_EXERCISE INSTRUCTIONS_. Each entry below should be reproduced character for character.

Data records

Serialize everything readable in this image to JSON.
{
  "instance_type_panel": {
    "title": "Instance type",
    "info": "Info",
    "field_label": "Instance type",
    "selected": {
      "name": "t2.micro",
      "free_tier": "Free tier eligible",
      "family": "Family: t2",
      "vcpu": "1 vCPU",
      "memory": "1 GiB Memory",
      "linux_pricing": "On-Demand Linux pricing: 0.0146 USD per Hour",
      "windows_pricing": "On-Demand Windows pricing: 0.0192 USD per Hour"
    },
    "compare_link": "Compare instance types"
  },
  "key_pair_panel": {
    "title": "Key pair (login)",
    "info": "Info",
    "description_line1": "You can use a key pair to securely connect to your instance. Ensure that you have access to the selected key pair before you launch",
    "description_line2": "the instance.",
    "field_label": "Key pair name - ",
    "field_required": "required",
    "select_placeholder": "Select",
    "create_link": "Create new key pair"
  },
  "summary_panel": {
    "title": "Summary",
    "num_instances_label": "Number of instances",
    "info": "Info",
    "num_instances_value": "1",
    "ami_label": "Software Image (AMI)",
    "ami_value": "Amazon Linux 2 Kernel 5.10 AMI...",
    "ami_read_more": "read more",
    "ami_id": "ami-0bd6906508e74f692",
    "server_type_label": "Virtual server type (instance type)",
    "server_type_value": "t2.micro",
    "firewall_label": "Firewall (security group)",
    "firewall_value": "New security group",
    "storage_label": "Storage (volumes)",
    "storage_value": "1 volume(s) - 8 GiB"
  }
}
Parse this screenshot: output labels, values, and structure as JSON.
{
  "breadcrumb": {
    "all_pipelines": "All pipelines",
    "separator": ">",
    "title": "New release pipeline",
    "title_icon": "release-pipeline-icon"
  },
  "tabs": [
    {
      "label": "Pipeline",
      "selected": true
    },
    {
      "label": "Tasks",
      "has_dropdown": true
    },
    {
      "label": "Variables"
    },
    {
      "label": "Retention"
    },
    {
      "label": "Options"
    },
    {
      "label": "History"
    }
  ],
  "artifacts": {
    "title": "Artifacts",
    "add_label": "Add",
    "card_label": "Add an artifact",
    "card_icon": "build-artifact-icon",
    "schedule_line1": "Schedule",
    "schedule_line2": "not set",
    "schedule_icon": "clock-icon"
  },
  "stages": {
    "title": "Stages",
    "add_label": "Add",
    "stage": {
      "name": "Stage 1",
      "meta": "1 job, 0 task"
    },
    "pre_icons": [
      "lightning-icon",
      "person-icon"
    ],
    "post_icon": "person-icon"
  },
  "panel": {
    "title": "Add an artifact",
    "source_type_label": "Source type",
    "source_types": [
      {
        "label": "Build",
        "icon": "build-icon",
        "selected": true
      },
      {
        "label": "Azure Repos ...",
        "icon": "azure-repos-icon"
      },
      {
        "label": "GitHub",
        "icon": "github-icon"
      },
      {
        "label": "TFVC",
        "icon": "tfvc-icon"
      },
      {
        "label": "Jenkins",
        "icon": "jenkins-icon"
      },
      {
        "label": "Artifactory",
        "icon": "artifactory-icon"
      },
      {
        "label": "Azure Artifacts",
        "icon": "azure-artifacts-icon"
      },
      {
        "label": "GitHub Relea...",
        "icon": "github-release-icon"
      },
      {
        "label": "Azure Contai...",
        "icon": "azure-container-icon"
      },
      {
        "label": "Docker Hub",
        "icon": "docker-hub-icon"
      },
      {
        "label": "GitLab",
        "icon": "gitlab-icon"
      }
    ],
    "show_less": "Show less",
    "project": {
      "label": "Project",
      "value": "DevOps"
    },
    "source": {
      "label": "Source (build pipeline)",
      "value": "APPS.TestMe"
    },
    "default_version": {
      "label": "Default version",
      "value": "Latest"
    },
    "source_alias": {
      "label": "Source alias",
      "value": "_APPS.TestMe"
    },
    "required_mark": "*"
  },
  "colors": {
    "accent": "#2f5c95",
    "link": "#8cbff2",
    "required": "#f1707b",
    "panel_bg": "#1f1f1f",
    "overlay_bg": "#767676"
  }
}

_WRITTEN SOLUTION_.
Serialize everything readable in this image to JSON.
{
  "instance_type_panel": {
    "title": "Instance type",
    "info": "Info",
    "field_label": "Instance type",
    "selected": {
      "name": "t2.micro",
      "free_tier": "Free tier eligible",
      "family": "Family: t2",
      "vcpu": "1 vCPU",
      "memory": "1 GiB Memory",
      "linux_pricing": "On-Demand Linux pricing: 0.0146 USD per Hour",
      "windows_pricing": "On-Demand Windows pricing: 0.0192 USD per Hour"
    },
    "compare_link": "Compare instance types"
  },
  "key_pair_panel": {
    "title": "Key pair (login)",
    "info": "Info",
    "description_line1": "You can use a key pair to securely connect to your instance. Ensure that you have access to the selected key pair before you launch",
    "description_line2": "the instance.",
    "field_label": "Key pair name - ",
    "field_required": "required",
    "select_placeholder": "Select",
    "create_link": "Create new key pair"
  },
  "summary_panel": {
    "title": "Summary",
    "num_instances_label": "Number of instances",
    "info": "Info",
    "num_instances_value": "1",
    "ami_label": "Software Image (AMI)",
    "ami_value": "Amazon Linux 2 Kernel 5.10 AMI...",
    "ami_read_more": "read more",
    "ami_id": "ami-0bd6906508e74f692",
    "server_type_label": "Virtual server type (instance type)",
    "server_type_value": "t2.micro",
    "firewall_label": "Firewall (security group)",
    "firewall_value": "New security group",
    "storage_label": "Storage (volumes)",
    "storage_value": "1 volume(s) - 8 GiB"
  }
}
Parse this screenshot: output labels, values, and structure as JSON.
{
  "breadcrumb": {
    "all_pipelines": "All pipelines",
    "separator": ">",
    "title": "New release pipeline",
    "title_icon": "release-pipeline-icon"
  },
  "tabs": [
    {
      "label": "Pipeline",
      "selected": true
    },
    {
      "label": "Tasks",
      "has_dropdown": true
    },
    {
      "label": "Variables"
    },
    {
      "label": "Retention"
    },
    {
      "label": "Options"
    },
    {
      "label": "History"
    }
  ],
  "artifacts": {
    "title": "Artifacts",
    "add_label": "Add",
    "card_label": "Add an artifact",
    "card_icon": "build-artifact-icon",
    "schedule_line1": "Schedule",
    "schedule_line2": "not set",
    "schedule_icon": "clock-icon"
  },
  "stages": {
    "title": "Stages",
    "add_label": "Add",
    "stage": {
      "name": "Stage 1",
      "meta": "1 job, 0 task"
    },
    "pre_icons": [
      "lightning-icon",
      "person-icon"
    ],
    "post_icon": "person-icon"
  },
  "panel": {
    "title": "Add an artifact",
    "source_type_label": "Source type",
    "source_types": [
      {
        "label": "Build",
        "icon": "build-icon",
        "selected": true
      },
      {
        "label": "Azure Repos ...",
        "icon": "azure-repos-icon"
      },
      {
        "label": "GitHub",
        "icon": "github-icon"
      },
      {
        "label": "TFVC",
        "icon": "tfvc-icon"
      },
      {
        "label": "Jenkins",
        "icon": "jenkins-icon"
      },
      {
        "label": "Artifactory",
        "icon": "artifactory-icon"
      },
      {
        "label": "Azure Artifacts",
        "icon": "azure-artifacts-icon"
      },
      {
        "label": "GitHub Relea...",
        "icon": "github-release-icon"
      },
      {
        "label": "Azure Contai...",
        "icon": "azure-container-icon"
      },
      {
        "label": "Docker Hub",
        "icon": "docker-hub-icon"
      },
      {
        "label": "GitLab",
        "icon": "gitlab-icon"
      }
    ],
    "show_less": "Show less",
    "project": {
      "label": "Project",
      "value": "DevOps"
    },
    "source": {
      "label": "Source (build pipeline)",
      "value": "APPS.TestMe"
    },
    "default_version": {
      "label": "Default version",
      "value": "Latest"
    },
    "source_alias": {
      "label": "Source alias",
      "value": "_APPS.TestMe"
    },
    "required_mark": "*"
  },
  "colors": {
    "accent": "#2f5c95",
    "link": "#8cbff2",
    "required": "#f1707b",
    "panel_bg": "#1f1f1f",
    "overlay_bg": "#767676"
  }
}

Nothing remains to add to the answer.